**GOALS**
A. According to the EvalReport API reference, why should `pass_rate` be read together with `error_rate`? Explain in one to three sentences.
B. Translate this sentence from the EvalReport API reference into Spanish: "This page is the complete public API — if something isn’t on this page, treat it as internal and don’t rely on it."

**READING PASSAGE**
--- Start ---

EvalReport API reference

EvalReport is the object returned by EvalSuite.run(). It exposes the run’s results both as flat attributes (the common readouts) and as derived methods (breakdowns, exports, comparisons). This page is the complete public API — if something isn’t on this page, treat it as internal and don’t rely on it.

report: EvalReport = suite.run(my_model_fn)
print(report.pass_rate)                  # float, 0.0–1.0
print(report.pass_rate_ci())             # (lo, hi) Wilson 95% CI
print(report.costs.by_model[0].cost_usd) # USD spent on the judge
for case in report.failed_cases:         # CaseResult objects
    print(case.input, case.score)

Quick reference

Attribute / method	Type	What it returns
`suite_name`	`str`	Suite name passed to `EvalSuite(name)`.
`model_id`	`str`	Identifier of the model under test (set automatically when known).
`total`	`int`	Total cases run.
`evaluated`	`int`	Cases that produced at least one evaluator result.
`passed`	`int`	Cases where every evaluator passed.
`failed`	`int`	Cases where at least one evaluator failed.
`errors`	`int`	Cases that errored before scoring (model or judge crash).
`skipped`	`int`	Cases skipped because the case shape didn’t fit.
`pass_rate`	`float`	`passed / evaluated` — errors and skips excluded; read with `error_rate`.
`error_rate`	`float`	`errors / total` — fraction of all cases that errored; the metric `pass_rate` is blind to by design, so read the two together.
`pass_rate_ci(confidence=0.95)`	`tuple[float, float]`	Wilson CI on the pass rate.
`avg_score`	`float`	Mean score across all cases.
`avg_score_ci(confidence=0.95)`	`tuple[float, float]`	CI on the mean score.
`score_percentiles(percentiles=[10,50,90])`	`dict[str,float]`	`{"p10": …, "p50": …, "p90": …}`.
`case_results`	`list[CaseResult]`	The per-case results — see below.
`passed_cases`	`list[CaseResult]`	Cases that fully passed.
`failed_cases`	`list[CaseResult]`	Cases that failed at least one evaluator.
`sample(n, failed_only=False)`	`list[CaseResult]`	Random sample for spot-checking.
`filter_by_evaluator(name)`	`list[CaseResult]`	Cases that an evaluator scored, in original order.
`passed_by_evaluator()`	`dict[str,float]`	`{evaluator_name: pass_rate}`.
`scores_by_evaluator()`	`dict[str,float]`	`{evaluator_name: avg_score}`.
`passed_by_tag()`	`dict[str,float]`	Same shape, grouped by case tag.
`scores_by_tag()`	`dict[str,float]`	Average score per tag.
`count_by_tag()`	`dict[str,int]`	Case count per tag.

--- End ---

Data entries
--- Start ---

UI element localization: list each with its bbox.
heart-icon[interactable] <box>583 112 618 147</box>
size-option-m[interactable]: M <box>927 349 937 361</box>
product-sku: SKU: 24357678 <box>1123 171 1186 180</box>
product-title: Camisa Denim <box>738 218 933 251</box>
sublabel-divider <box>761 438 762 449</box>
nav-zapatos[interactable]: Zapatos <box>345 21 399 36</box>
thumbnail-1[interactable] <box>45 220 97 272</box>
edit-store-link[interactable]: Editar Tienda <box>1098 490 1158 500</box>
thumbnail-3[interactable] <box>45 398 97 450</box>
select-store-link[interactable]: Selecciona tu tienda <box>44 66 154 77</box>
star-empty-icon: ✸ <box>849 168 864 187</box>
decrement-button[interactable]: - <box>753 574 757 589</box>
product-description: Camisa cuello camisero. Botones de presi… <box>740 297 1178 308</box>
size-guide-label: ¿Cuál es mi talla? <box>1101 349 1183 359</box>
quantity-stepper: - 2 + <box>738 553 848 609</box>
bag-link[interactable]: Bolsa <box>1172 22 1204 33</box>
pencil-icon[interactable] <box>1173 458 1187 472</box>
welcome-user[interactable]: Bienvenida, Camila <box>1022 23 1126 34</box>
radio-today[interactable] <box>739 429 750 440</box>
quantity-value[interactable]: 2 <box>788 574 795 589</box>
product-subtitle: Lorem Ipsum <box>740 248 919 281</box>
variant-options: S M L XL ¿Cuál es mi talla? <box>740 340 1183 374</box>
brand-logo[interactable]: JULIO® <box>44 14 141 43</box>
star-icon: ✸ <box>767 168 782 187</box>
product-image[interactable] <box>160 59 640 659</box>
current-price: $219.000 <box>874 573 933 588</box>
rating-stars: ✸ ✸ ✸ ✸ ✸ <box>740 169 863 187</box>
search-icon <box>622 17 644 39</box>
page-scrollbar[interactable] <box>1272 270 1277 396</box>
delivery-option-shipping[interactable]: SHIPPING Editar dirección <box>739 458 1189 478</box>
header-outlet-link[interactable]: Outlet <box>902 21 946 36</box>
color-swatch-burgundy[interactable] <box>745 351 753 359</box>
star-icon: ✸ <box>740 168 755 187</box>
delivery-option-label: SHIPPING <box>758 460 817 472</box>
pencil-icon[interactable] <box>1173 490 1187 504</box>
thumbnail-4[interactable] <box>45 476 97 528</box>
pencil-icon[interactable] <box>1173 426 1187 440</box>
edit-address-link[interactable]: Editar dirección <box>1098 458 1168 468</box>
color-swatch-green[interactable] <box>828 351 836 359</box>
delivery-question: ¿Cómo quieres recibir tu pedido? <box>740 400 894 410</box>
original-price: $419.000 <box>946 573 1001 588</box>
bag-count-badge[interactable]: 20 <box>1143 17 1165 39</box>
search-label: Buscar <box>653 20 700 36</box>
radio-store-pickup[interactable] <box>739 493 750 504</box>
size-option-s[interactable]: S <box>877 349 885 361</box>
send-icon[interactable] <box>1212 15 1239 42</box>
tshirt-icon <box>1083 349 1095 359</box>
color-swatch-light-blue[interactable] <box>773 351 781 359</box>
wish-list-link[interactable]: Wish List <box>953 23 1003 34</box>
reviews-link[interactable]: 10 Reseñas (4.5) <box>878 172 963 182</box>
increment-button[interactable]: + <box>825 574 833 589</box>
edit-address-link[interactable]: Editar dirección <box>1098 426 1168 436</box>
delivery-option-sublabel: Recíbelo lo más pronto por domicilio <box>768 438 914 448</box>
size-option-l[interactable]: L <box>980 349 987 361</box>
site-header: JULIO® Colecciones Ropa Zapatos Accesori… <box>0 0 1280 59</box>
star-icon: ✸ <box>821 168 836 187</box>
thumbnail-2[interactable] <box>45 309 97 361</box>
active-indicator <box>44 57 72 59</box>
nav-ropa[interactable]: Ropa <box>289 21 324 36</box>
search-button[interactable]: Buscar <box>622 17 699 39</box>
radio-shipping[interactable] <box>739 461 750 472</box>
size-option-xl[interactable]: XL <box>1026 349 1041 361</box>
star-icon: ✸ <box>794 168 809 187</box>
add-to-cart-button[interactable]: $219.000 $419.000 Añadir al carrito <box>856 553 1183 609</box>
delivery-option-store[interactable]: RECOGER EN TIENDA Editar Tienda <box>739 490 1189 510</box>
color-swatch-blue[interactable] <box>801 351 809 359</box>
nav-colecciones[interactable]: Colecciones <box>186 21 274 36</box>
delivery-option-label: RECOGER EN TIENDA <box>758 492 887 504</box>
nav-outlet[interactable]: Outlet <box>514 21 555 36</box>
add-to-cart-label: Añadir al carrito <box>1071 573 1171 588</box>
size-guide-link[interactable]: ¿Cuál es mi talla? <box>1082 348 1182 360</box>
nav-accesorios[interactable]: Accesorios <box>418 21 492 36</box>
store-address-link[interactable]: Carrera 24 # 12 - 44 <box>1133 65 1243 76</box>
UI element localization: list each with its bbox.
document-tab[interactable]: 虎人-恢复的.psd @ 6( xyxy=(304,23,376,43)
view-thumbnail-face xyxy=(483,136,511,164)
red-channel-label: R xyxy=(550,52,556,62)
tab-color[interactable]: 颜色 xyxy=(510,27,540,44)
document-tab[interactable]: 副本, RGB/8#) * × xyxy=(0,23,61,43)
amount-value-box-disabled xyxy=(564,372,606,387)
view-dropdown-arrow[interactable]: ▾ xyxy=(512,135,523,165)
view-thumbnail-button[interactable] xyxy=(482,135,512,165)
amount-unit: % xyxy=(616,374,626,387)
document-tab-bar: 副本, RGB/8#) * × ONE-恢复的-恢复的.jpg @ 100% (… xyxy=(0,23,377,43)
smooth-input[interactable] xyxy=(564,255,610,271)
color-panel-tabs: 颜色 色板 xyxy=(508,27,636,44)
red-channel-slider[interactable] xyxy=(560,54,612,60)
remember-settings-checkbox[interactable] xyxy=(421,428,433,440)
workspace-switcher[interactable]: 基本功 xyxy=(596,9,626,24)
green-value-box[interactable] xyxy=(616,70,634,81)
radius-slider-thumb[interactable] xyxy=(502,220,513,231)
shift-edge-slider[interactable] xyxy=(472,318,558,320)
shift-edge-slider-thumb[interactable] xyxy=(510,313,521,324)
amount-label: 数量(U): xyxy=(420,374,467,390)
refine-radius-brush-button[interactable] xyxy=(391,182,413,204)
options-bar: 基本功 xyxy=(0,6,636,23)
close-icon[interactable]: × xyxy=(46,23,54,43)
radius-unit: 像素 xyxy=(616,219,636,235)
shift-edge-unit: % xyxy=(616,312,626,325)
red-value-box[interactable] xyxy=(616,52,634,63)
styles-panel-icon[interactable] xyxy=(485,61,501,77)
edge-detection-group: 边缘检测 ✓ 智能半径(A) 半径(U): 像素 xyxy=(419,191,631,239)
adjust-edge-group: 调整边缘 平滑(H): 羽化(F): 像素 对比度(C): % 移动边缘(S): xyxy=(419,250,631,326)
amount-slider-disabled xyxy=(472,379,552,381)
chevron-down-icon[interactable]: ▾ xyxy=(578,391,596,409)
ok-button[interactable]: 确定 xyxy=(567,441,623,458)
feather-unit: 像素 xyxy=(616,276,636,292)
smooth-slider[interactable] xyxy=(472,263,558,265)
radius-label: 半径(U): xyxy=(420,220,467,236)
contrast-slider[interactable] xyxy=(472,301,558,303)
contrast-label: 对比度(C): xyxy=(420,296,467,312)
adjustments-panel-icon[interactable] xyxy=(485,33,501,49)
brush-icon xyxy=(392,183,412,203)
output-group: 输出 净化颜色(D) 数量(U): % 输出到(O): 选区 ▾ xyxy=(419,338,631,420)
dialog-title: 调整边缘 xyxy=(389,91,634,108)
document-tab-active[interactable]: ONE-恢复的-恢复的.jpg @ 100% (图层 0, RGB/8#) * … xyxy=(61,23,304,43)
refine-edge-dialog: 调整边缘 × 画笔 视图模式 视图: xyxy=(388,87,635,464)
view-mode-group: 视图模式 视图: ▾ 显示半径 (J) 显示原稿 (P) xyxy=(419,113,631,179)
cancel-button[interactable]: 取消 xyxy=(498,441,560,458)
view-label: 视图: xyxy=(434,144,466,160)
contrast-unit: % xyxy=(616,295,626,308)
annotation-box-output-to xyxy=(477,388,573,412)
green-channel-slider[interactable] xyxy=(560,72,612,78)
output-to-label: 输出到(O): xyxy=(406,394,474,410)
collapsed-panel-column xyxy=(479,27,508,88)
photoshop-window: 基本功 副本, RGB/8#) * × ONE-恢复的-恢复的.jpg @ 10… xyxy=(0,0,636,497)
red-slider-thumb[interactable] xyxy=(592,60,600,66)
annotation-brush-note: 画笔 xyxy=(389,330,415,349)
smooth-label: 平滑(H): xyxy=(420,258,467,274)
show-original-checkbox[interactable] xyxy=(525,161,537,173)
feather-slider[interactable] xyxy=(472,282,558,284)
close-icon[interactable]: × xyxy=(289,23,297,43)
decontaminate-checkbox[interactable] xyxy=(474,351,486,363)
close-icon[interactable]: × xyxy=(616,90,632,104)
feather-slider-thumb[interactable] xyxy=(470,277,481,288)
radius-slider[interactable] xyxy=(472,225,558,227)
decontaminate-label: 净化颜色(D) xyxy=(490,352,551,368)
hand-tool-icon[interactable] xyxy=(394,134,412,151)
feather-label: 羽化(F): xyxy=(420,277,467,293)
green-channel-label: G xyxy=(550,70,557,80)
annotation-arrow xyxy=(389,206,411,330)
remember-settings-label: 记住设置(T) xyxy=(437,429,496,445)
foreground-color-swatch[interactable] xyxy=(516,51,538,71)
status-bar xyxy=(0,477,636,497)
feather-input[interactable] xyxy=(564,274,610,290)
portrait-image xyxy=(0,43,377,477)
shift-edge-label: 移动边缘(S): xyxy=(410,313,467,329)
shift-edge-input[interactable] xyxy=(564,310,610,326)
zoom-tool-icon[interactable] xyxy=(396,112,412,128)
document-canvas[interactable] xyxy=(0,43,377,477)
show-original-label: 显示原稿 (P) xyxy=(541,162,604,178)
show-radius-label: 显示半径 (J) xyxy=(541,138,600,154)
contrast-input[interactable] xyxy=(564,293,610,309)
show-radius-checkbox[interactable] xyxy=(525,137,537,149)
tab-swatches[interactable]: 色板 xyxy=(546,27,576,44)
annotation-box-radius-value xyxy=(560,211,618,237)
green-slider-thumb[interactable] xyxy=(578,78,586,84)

--- End ---

**SOLUTIONS TO EACH TASK**
A. `pass_rate` is computed as `passed / evaluated`, so cases that errored before scoring and cases that were skipped are excluded from it. By design it cannot show errors. `error_rate` (`errors / total`) gives the fraction of all cases that errored, which is the part `pass_rate` misses.

B. Esta página es la API pública completa: si algo no aparece en esta página, trátelo como interno y no dependa de ello.